(Source records)
--------------------------------
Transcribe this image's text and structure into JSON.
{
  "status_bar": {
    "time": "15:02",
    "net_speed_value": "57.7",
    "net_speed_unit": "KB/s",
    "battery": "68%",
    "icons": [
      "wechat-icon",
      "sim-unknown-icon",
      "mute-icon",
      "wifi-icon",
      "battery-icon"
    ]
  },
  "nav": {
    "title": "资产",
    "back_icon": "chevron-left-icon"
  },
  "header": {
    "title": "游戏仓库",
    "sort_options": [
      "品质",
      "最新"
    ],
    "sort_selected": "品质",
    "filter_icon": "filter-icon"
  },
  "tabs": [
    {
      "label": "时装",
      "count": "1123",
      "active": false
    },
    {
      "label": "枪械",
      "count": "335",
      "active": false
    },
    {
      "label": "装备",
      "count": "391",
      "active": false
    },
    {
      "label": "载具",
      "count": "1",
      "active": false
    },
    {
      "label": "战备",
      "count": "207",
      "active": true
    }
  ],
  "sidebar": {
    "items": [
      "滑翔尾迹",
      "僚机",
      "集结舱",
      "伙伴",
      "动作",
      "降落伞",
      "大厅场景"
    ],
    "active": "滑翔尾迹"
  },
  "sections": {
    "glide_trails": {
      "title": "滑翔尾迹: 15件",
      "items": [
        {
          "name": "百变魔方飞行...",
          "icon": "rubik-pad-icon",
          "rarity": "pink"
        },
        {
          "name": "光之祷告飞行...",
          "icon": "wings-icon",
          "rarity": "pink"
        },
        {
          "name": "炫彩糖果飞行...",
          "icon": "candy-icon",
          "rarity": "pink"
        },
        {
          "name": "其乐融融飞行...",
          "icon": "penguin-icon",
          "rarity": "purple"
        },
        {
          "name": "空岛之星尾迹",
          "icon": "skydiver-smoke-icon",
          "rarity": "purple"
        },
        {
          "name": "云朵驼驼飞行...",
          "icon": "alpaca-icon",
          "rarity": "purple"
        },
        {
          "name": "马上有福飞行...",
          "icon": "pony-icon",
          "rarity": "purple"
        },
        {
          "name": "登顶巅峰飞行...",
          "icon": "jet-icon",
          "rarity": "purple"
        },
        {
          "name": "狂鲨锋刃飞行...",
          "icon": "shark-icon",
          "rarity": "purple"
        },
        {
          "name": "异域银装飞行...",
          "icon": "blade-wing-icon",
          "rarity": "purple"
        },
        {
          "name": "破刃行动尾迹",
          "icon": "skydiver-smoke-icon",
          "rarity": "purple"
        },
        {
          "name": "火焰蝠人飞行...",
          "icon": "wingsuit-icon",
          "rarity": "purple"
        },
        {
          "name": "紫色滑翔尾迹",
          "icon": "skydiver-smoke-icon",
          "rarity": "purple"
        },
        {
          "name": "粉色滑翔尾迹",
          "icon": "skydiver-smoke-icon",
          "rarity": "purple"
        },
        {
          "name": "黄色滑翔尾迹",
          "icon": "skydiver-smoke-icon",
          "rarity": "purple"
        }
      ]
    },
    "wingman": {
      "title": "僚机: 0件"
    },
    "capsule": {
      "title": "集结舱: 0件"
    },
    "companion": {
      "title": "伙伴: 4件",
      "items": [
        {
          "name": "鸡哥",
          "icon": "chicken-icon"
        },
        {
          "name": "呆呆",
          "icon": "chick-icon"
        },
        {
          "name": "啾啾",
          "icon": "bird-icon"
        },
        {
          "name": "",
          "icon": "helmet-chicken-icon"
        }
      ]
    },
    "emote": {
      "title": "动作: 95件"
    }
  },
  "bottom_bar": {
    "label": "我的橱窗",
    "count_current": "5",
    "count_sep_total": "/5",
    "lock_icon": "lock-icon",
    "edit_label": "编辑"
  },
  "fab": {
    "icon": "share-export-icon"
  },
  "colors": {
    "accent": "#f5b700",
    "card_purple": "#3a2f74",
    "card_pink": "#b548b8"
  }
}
--------------------------------
Exercise directions: Each line must be given again exactly as written above.

Solution to this problem:
Transcribe this image's text and structure into JSON.
{
  "status_bar": {
    "time": "15:02",
    "net_speed_value": "57.7",
    "net_speed_unit": "KB/s",
    "battery": "68%",
    "icons": [
      "wechat-icon",
      "sim-unknown-icon",
      "mute-icon",
      "wifi-icon",
      "battery-icon"
    ]
  },
  "nav": {
    "title": "资产",
    "back_icon": "chevron-left-icon"
  },
  "header": {
    "title": "游戏仓库",
    "sort_options": [
      "品质",
      "最新"
    ],
    "sort_selected": "品质",
    "filter_icon": "filter-icon"
  },
  "tabs": [
    {
      "label": "时装",
      "count": "1123",
      "active": false
    },
    {
      "label": "枪械",
      "count": "335",
      "active": false
    },
    {
      "label": "装备",
      "count": "391",
      "active": false
    },
    {
      "label": "载具",
      "count": "1",
      "active": false
    },
    {
      "label": "战备",
      "count": "207",
      "active": true
    }
  ],
  "sidebar": {
    "items": [
      "滑翔尾迹",
      "僚机",
      "集结舱",
      "伙伴",
      "动作",
      "降落伞",
      "大厅场景"
    ],
    "active": "滑翔尾迹"
  },
  "sections": {
    "glide_trails": {
      "title": "滑翔尾迹: 15件",
      "items": [
        {
          "name": "百变魔方飞行...",
          "icon": "rubik-pad-icon",
          "rarity": "pink"
        },
        {
          "name": "光之祷告飞行...",
          "icon": "wings-icon",
          "rarity": "pink"
        },
        {
          "name": "炫彩糖果飞行...",
          "icon": "candy-icon",
          "rarity": "pink"
        },
        {
          "name": "其乐融融飞行...",
          "icon": "penguin-icon",
          "rarity": "purple"
        },
        {
          "name": "空岛之星尾迹",
          "icon": "skydiver-smoke-icon",
          "rarity": "purple"
        },
        {
          "name": "云朵驼驼飞行...",
          "icon": "alpaca-icon",
          "rarity": "purple"
        },
        {
          "name": "马上有福飞行...",
          "icon": "pony-icon",
          "rarity": "purple"
        },
        {
          "name": "登顶巅峰飞行...",
          "icon": "jet-icon",
          "rarity": "purple"
        },
        {
          "name": "狂鲨锋刃飞行...",
          "icon": "shark-icon",
          "rarity": "purple"
        },
        {
          "name": "异域银装飞行...",
          "icon": "blade-wing-icon",
          "rarity": "purple"
        },
        {
          "name": "破刃行动尾迹",
          "icon": "skydiver-smoke-icon",
          "rarity": "purple"
        },
        {
          "name": "火焰蝠人飞行...",
          "icon": "wingsuit-icon",
          "rarity": "purple"
        },
        {
          "name": "紫色滑翔尾迹",
          "icon": "skydiver-smoke-icon",
          "rarity": "purple"
        },
        {
          "name": "粉色滑翔尾迹",
          "icon": "skydiver-smoke-icon",
          "rarity": "purple"
        },
        {
          "name": "黄色滑翔尾迹",
          "icon": "skydiver-smoke-icon",
          "rarity": "purple"
        }
      ]
    },
    "wingman": {
      "title": "僚机: 0件"
    },
    "capsule": {
      "title": "集结舱: 0件"
    },
    "companion": {
      "title": "伙伴: 4件",
      "items": [
        {
          "name": "鸡哥",
          "icon": "chicken-icon"
        },
        {
          "name": "呆呆",
          "icon": "chick-icon"
        },
        {
          "name": "啾啾",
          "icon": "bird-icon"
        },
        {
          "name": "",
          "icon": "helmet-chicken-icon"
        }
      ]
    },
    "emote": {
      "title": "动作: 95件"
    }
  },
  "bottom_bar": {
    "label": "我的橱窗",
    "count_current": "5",
    "count_sep_total": "/5",
    "lock_icon": "lock-icon",
    "edit_label": "编辑"
  },
  "fab": {
    "icon": "share-export-icon"
  },
  "colors": {
    "accent": "#f5b700",
    "card_purple": "#3a2f74",
    "card_pink": "#b548b8"
  }
}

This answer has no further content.